§ TASK PROMPT
Below is a block of records: output all of them exactly and leave out the pictures.

start PROVIDED DATA

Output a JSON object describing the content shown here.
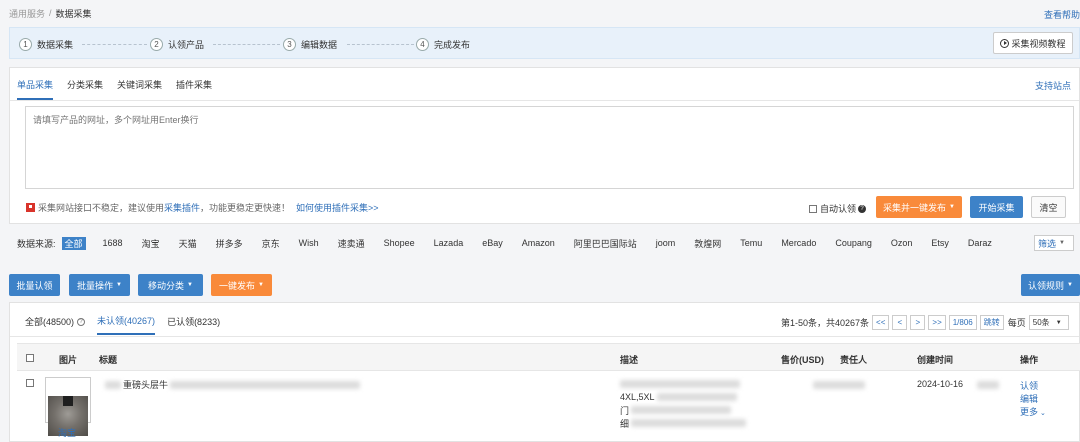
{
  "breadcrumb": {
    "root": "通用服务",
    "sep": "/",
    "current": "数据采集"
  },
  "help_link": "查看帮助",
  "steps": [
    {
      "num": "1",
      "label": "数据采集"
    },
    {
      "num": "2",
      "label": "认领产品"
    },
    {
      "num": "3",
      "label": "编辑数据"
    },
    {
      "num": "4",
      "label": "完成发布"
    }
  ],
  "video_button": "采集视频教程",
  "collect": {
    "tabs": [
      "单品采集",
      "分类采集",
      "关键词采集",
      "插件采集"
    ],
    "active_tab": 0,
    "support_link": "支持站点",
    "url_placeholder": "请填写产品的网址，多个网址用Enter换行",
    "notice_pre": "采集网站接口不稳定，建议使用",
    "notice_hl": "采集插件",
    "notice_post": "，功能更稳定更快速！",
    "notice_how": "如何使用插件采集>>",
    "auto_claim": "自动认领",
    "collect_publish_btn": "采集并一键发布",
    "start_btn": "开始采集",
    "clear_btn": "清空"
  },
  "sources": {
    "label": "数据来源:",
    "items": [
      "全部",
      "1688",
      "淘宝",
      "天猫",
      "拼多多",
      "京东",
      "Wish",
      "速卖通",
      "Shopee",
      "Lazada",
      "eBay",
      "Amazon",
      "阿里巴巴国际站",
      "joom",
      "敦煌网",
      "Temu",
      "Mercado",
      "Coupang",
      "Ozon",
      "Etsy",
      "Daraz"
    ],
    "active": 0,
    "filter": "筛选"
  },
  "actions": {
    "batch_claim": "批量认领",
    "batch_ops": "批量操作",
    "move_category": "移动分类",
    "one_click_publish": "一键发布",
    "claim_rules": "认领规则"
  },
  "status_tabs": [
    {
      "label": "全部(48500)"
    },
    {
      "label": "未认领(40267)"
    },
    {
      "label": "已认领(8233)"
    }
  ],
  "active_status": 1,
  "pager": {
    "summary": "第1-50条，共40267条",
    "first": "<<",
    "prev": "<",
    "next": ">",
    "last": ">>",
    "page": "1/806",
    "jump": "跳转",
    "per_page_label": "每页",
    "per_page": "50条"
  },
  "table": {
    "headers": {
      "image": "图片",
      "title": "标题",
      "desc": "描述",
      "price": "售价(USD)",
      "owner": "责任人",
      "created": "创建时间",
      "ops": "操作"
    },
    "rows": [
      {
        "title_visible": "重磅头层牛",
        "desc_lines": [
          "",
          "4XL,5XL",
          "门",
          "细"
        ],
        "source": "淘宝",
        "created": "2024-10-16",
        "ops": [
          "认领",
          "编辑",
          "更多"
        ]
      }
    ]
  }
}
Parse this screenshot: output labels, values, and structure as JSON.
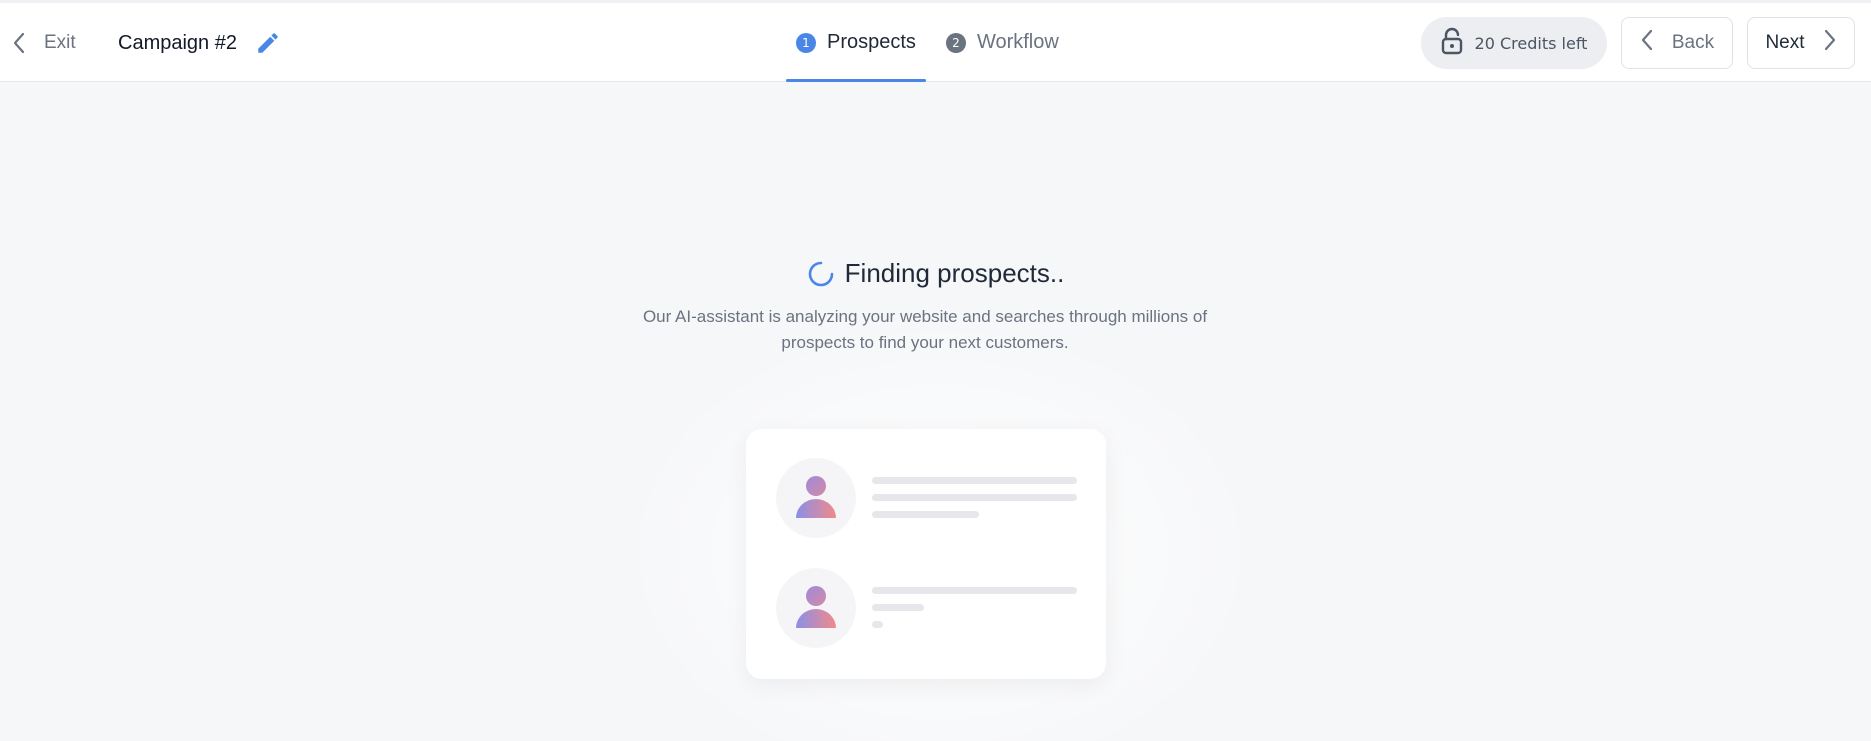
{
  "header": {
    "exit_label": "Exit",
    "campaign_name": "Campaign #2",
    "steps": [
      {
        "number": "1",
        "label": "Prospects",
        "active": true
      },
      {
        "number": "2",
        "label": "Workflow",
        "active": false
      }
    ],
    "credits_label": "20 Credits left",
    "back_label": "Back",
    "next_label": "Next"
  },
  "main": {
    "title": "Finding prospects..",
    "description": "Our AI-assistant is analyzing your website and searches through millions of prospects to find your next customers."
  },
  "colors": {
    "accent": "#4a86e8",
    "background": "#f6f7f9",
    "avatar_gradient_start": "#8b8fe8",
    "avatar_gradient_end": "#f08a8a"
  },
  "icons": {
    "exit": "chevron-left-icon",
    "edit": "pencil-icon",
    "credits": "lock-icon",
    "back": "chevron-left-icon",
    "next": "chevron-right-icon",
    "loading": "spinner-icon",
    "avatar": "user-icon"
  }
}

end PROVIDED DATA

§ WRITTEN REPLY
Output a JSON object describing the content shown here.
{
  "breadcrumb": {
    "root": "通用服务",
    "sep": "/",
    "current": "数据采集"
  },
  "help_link": "查看帮助",
  "steps": [
    {
      "num": "1",
      "label": "数据采集"
    },
    {
      "num": "2",
      "label": "认领产品"
    },
    {
      "num": "3",
      "label": "编辑数据"
    },
    {
      "num": "4",
      "label": "完成发布"
    }
  ],
  "video_button": "采集视频教程",
  "collect": {
    "tabs": [
      "单品采集",
      "分类采集",
      "关键词采集",
      "插件采集"
    ],
    "active_tab": 0,
    "support_link": "支持站点",
    "url_placeholder": "请填写产品的网址，多个网址用Enter换行",
    "notice_pre": "采集网站接口不稳定，建议使用",
    "notice_hl": "采集插件",
    "notice_post": "，功能更稳定更快速！",
    "notice_how": "如何使用插件采集>>",
    "auto_claim": "自动认领",
    "collect_publish_btn": "采集并一键发布",
    "start_btn": "开始采集",
    "clear_btn": "清空"
  },
  "sources": {
    "label": "数据来源:",
    "items": [
      "全部",
      "1688",
      "淘宝",
      "天猫",
      "拼多多",
      "京东",
      "Wish",
      "速卖通",
      "Shopee",
      "Lazada",
      "eBay",
      "Amazon",
      "阿里巴巴国际站",
      "joom",
      "敦煌网",
      "Temu",
      "Mercado",
      "Coupang",
      "Ozon",
      "Etsy",
      "Daraz"
    ],
    "active": 0,
    "filter": "筛选"
  },
  "actions": {
    "batch_claim": "批量认领",
    "batch_ops": "批量操作",
    "move_category": "移动分类",
    "one_click_publish": "一键发布",
    "claim_rules": "认领规则"
  },
  "status_tabs": [
    {
      "label": "全部(48500)"
    },
    {
      "label": "未认领(40267)"
    },
    {
      "label": "已认领(8233)"
    }
  ],
  "active_status": 1,
  "pager": {
    "summary": "第1-50条，共40267条",
    "first": "<<",
    "prev": "<",
    "next": ">",
    "last": ">>",
    "page": "1/806",
    "jump": "跳转",
    "per_page_label": "每页",
    "per_page": "50条"
  },
  "table": {
    "headers": {
      "image": "图片",
      "title": "标题",
      "desc": "描述",
      "price": "售价(USD)",
      "owner": "责任人",
      "created": "创建时间",
      "ops": "操作"
    },
    "rows": [
      {
        "title_visible": "重磅头层牛",
        "desc_lines": [
          "",
          "4XL,5XL",
          "门",
          "细"
        ],
        "source": "淘宝",
        "created": "2024-10-16",
        "ops": [
          "认领",
          "编辑",
          "更多"
        ]
      }
    ]
  }
}
Parse this screenshot: output labels, values, and structure as JSON.
{
  "header": {
    "exit_label": "Exit",
    "campaign_name": "Campaign #2",
    "steps": [
      {
        "number": "1",
        "label": "Prospects",
        "active": true
      },
      {
        "number": "2",
        "label": "Workflow",
        "active": false
      }
    ],
    "credits_label": "20 Credits left",
    "back_label": "Back",
    "next_label": "Next"
  },
  "main": {
    "title": "Finding prospects..",
    "description": "Our AI-assistant is analyzing your website and searches through millions of prospects to find your next customers."
  },
  "colors": {
    "accent": "#4a86e8",
    "background": "#f6f7f9",
    "avatar_gradient_start": "#8b8fe8",
    "avatar_gradient_end": "#f08a8a"
  },
  "icons": {
    "exit": "chevron-left-icon",
    "edit": "pencil-icon",
    "credits": "lock-icon",
    "back": "chevron-left-icon",
    "next": "chevron-right-icon",
    "loading": "spinner-icon",
    "avatar": "user-icon"
  }
}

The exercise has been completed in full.